# [YOUR GOAL]
The records should be repeated word for word, pictures excluded.

>> Begin

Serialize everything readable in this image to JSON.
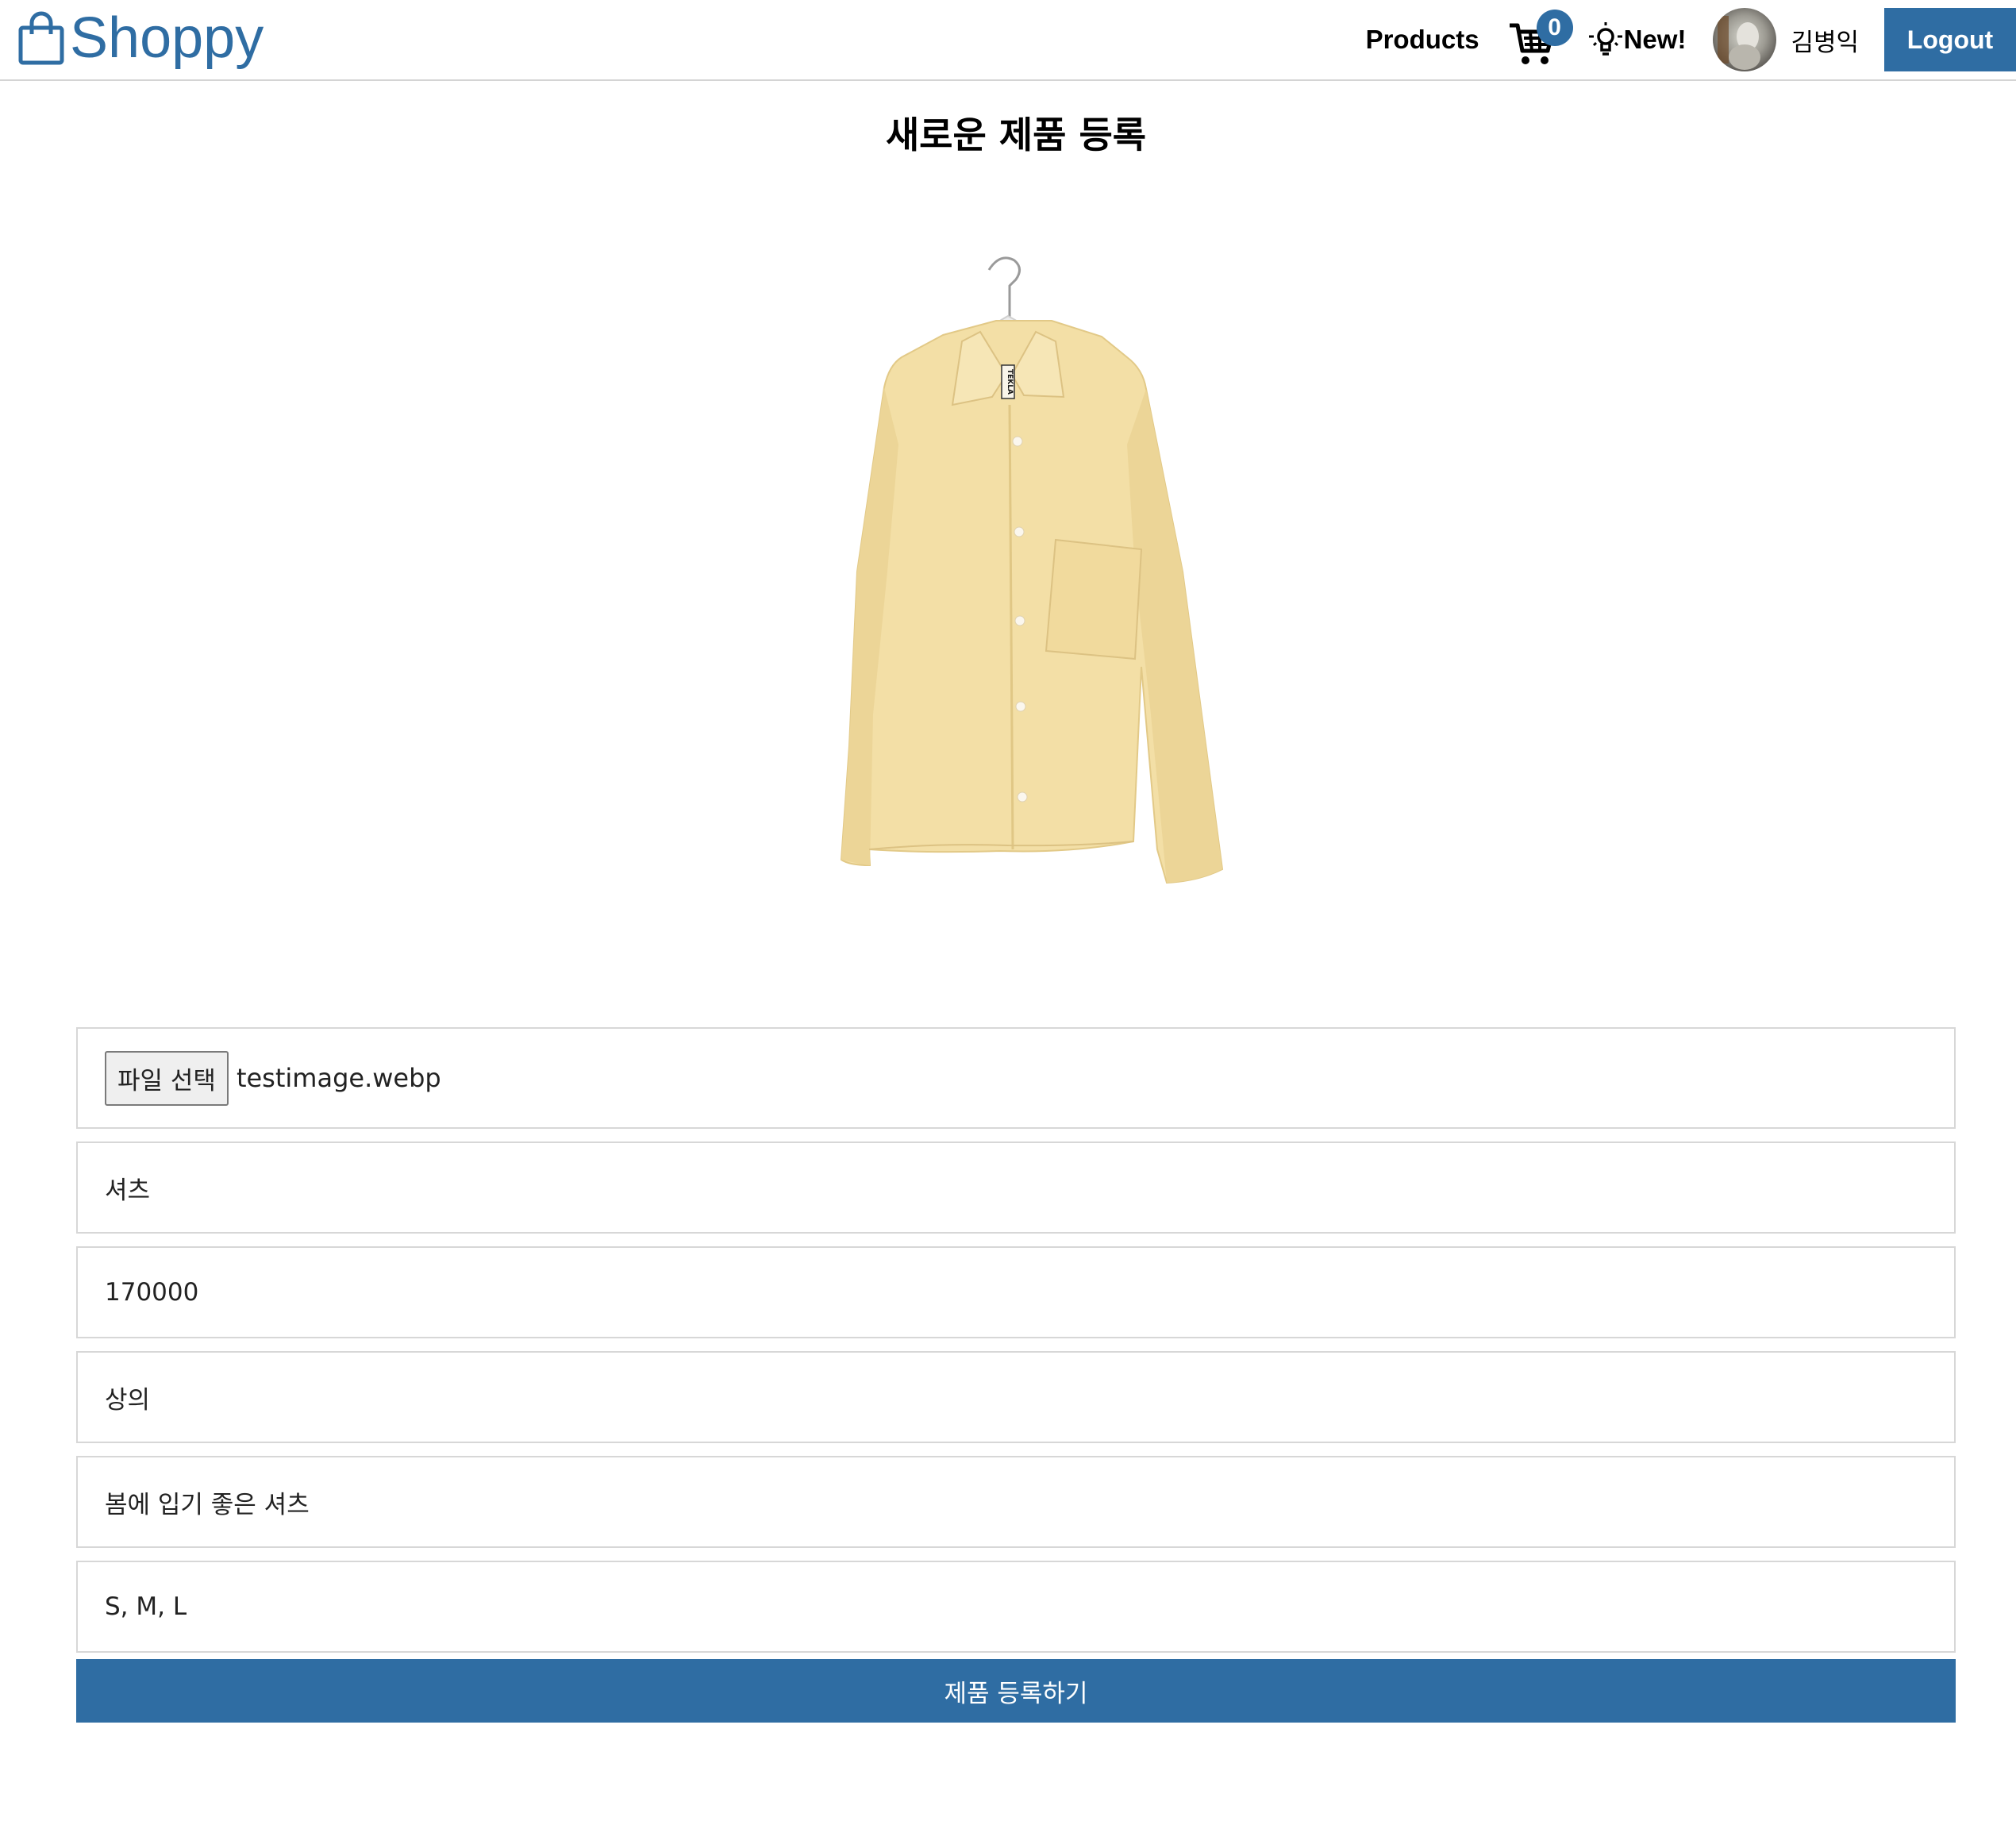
{
  "header": {
    "brand": "Shoppy",
    "nav_products": "Products",
    "cart_count": "0",
    "new_label": "New!",
    "username": "김병익",
    "logout_label": "Logout"
  },
  "page": {
    "title": "새로운 제품 등록"
  },
  "form": {
    "file_button_label": "파일 선택",
    "file_name": "testimage.webp",
    "name_value": "셔츠",
    "price_value": "170000",
    "category_value": "상의",
    "description_value": "봄에 입기 좋은 셔츠",
    "options_value": "S, M, L",
    "submit_label": "제품 등록하기"
  },
  "colors": {
    "brand": "#2f6da3",
    "shirt": "#f3dfa6",
    "border": "#d7d7d7"
  },
  "icons": [
    "shopping-bag-icon",
    "cart-icon",
    "lightbulb-icon"
  ]
}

>> End

# [ANSWER BELOW]
Serialize everything readable in this image to JSON.
{
  "header": {
    "brand": "Shoppy",
    "nav_products": "Products",
    "cart_count": "0",
    "new_label": "New!",
    "username": "김병익",
    "logout_label": "Logout"
  },
  "page": {
    "title": "새로운 제품 등록"
  },
  "form": {
    "file_button_label": "파일 선택",
    "file_name": "testimage.webp",
    "name_value": "셔츠",
    "price_value": "170000",
    "category_value": "상의",
    "description_value": "봄에 입기 좋은 셔츠",
    "options_value": "S, M, L",
    "submit_label": "제품 등록하기"
  },
  "colors": {
    "brand": "#2f6da3",
    "shirt": "#f3dfa6",
    "border": "#d7d7d7"
  },
  "icons": [
    "shopping-bag-icon",
    "cart-icon",
    "lightbulb-icon"
  ]
}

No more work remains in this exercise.